Extracted records:
======
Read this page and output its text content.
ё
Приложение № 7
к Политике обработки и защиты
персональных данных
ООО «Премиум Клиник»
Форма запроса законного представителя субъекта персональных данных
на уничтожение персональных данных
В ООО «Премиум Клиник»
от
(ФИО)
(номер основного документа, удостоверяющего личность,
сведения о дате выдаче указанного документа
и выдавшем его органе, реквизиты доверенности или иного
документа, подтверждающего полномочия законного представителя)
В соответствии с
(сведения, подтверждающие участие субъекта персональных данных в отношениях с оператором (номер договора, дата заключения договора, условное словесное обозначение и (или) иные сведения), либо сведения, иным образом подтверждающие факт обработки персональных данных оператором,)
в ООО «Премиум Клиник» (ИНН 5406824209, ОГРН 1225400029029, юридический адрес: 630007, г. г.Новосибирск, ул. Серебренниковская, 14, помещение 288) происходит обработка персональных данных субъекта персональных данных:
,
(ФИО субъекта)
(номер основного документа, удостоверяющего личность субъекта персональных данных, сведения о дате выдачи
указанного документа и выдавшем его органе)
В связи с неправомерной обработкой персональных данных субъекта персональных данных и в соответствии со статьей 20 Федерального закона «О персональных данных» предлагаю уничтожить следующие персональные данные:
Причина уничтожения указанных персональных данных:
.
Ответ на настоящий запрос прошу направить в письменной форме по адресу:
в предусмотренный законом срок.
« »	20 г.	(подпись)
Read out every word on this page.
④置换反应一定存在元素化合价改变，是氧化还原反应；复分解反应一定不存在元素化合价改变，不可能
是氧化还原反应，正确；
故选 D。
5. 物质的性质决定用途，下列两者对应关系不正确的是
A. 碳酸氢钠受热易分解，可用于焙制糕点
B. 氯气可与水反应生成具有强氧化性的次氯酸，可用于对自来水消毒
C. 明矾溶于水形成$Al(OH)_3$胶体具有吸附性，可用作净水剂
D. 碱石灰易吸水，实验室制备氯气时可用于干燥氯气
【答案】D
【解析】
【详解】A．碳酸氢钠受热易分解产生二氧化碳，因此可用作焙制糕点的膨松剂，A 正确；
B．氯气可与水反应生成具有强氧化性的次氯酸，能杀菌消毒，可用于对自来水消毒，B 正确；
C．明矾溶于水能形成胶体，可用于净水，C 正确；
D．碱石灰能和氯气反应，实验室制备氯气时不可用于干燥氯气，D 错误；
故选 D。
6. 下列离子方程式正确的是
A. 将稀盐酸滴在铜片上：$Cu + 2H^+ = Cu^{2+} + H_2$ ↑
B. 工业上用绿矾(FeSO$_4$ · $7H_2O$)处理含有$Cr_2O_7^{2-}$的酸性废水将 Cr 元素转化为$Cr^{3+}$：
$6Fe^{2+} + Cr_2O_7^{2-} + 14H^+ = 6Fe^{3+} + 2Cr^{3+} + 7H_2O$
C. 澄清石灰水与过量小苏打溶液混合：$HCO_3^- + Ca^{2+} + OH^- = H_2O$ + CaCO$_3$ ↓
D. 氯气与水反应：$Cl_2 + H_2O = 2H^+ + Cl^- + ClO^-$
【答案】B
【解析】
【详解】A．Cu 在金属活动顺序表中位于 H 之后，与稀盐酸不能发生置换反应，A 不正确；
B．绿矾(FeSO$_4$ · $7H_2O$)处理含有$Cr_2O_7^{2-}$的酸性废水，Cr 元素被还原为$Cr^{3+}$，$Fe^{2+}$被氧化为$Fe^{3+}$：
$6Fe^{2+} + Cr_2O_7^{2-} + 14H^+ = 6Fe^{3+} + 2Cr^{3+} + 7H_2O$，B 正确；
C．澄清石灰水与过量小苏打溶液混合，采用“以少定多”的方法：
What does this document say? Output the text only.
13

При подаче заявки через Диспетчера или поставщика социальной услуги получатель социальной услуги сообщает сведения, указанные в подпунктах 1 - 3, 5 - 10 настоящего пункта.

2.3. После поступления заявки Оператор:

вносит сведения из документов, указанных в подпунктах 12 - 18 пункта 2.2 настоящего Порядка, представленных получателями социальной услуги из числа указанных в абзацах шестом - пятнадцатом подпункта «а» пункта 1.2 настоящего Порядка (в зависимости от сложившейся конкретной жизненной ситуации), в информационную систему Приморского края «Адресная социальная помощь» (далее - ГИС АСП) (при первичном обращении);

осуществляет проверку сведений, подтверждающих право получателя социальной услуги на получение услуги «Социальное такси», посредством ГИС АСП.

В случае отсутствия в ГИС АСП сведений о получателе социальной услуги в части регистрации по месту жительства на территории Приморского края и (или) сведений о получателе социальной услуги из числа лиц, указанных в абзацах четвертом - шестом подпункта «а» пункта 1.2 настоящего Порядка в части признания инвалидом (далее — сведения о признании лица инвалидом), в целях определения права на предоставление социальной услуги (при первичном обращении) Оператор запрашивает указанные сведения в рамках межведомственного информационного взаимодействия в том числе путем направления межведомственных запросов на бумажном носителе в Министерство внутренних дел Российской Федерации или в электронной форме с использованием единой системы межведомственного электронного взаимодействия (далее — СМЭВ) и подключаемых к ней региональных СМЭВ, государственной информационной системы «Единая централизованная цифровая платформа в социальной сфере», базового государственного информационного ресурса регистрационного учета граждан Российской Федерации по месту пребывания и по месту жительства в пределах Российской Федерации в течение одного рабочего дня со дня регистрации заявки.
======
» Your task: A number is the only answer here: how many lines of the material above contain "page"?

» Result: 2